◆ TEXT PASSAGE ◆
::::
The availability of a plethora of replacement investigators through passengers boarding and disembarking from the train along its route, even from among the crew, makes new PCs easy to introduce... yet hard to integrate as only the investigators from the beginning will appreciate the full story. I would suggest any replacement investigators be introduced by way of "your relative's stuff showed up via courier/post - part of your relative's estate demands that you continue his/her task" or somesuch.

Having respectable combat capability is a must, one could do very well with investing INT points into dodge, martial arts, punch, a melee weapon and an easily concealed handgun (such as the M1918 or even better the 'Broomhandle' Mauser). Use the combination of EDU + Occupation to collect decent language skills and - cooperating with the rest of the players - the 'usual suspects' of social/investigative skills.

HotOE would definitely reward a chargen session with the Keeper supplying the basics necessary for the creation of successful investigators.

I look forward to my other group getting to play the updated HotOE late this year or more likely / perhaps sometime next year.

~squiggle~


GM Hands of Fate wrote:
Brother Faust the Elder wrote:
26 investigators bought the farm in the blood-drenched finale to this version of the notorious Horror on the Orient Express.
Impressive. I have yet to play CoC. I have the game, but my friends hold too tightly to their characters, and don't want to die or go insane. All the games I have tried to play in have been PBP and the GM has been consumed by Elder Gods within 3 weeks.

The setup here was to transcribe the provided passengers and crew/staff of the train into investigators for the players to use and have abused. None of the "real" investigators were harmed, on purpose. The players loved it I think.

Call of Cthulhu is a very easy game to make characters for, it is quick to play, and a very welcome change of pace from the more rules-intensive games (such as Pathfinder).

It is a lot of fun if no one takes it too seriously, as investigators often meet horrible fates, go insane or get eaten while simultaneously gibbering from an ill-timed uncovery of a cosmic truth.

~squiggle~


1 person marked this as a favorite.
Aberzombie wrote:
I believe that every day I look forward more and more to getting the hell out of Philly.

I believe that the Horde will look forward to shambling forth from its new "ground zero" when you do.


Sweet, the ... preparatory materials' shelf life is good until a bit after that.

~squiggle~


1 person marked this as a favorite.
Aberzombie wrote:
I believe the next few months could be the most insane of my life.

I believe that the rest of the Horde wants to know more.


Crazed Cultist wrote:

Ia! Ia!

The Old Ones crave fresh blood and meat!

The Old Ones shall feast very well during this campaign, oh sane one.

~squiggle~


Do you have or admit to ever having a cutie mark?
::::
Spatial layout data

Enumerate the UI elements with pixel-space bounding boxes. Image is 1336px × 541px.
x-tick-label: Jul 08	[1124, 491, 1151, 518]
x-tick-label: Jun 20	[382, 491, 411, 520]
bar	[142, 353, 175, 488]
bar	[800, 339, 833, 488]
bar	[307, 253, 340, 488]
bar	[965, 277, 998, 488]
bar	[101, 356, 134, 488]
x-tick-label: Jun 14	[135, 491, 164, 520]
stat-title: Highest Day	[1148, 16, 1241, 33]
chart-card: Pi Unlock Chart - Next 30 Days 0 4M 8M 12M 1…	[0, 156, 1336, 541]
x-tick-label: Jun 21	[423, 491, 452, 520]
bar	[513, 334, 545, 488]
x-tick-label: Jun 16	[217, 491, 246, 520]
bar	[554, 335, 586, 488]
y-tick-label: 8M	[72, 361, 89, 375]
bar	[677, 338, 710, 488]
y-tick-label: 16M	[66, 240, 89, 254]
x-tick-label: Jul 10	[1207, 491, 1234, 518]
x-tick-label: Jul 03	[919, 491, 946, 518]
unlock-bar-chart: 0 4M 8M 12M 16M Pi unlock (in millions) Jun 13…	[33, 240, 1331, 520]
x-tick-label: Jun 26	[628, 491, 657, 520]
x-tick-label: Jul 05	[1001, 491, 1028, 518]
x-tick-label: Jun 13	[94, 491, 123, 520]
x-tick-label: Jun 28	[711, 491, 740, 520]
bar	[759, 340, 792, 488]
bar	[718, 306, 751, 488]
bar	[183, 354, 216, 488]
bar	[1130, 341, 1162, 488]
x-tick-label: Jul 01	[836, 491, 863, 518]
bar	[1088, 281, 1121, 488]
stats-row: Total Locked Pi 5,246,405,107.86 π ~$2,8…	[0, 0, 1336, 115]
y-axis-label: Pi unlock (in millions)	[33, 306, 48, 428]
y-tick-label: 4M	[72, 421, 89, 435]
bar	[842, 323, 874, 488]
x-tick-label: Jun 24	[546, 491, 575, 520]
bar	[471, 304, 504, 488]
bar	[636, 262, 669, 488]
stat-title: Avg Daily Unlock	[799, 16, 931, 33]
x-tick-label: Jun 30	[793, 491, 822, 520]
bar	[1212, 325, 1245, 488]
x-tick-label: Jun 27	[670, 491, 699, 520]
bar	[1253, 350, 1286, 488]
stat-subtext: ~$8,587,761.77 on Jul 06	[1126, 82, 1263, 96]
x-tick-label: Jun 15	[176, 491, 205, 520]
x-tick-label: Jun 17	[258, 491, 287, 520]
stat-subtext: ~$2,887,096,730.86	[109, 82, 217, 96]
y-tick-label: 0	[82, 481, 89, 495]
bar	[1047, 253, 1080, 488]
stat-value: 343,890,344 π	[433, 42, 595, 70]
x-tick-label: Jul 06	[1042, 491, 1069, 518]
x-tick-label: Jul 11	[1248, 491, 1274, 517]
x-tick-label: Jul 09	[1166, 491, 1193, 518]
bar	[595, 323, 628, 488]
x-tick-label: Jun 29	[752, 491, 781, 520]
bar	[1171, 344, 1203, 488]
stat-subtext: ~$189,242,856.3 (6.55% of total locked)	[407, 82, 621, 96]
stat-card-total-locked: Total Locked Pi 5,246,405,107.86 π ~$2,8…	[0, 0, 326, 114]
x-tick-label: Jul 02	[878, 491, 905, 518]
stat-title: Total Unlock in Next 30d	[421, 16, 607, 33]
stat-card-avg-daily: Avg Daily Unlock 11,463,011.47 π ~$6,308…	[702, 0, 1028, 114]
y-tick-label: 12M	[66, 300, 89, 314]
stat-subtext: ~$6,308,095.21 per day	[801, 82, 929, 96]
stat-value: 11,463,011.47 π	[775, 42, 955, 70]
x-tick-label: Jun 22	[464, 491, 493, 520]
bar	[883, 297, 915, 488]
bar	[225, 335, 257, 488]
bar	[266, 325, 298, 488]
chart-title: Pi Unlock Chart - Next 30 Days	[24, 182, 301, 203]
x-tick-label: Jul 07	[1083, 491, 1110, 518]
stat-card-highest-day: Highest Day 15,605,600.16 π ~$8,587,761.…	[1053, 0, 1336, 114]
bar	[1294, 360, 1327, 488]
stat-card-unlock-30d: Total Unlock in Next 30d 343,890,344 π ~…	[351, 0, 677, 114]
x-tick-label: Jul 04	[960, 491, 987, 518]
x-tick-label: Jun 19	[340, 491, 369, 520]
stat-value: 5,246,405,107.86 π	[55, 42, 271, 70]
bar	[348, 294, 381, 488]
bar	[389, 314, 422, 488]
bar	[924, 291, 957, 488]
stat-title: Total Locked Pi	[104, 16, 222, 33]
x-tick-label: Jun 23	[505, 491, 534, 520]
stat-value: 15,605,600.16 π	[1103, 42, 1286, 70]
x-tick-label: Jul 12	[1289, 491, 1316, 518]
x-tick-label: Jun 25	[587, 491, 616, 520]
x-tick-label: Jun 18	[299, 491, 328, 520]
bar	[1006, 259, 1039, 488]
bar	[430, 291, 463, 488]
::::
◆ ACTIONS TO TAKE ◆
A) Answer these from the Horror on the Orient Express thread:
(i) How many investigators died in the finale?
(ii) Which handgun is called even better than the M1918?
(iii) Which game is named as an example of a more rules-intensive game?
B) Turn the paragraph in the Horror on the Orient Express thread that begins "Having respectable combat capability" into a short list that keeps its main facts.

◆ ANSWERS PROVIDED ◆
A)
(i) 26
(ii) The 'Broomhandle' Mauser
(iii) Pathfinder

B)
- Respectable combat capability is a must.
- Invest INT points in dodge, martial arts, punch, a melee weapon and an easily concealed handgun, such as the M1918 or, better, the 'Broomhandle' Mauser.
- Use EDU + Occupation to gain decent language skills.
- Cooperate with the other players to cover the 'usual suspects' of social and investigative skills.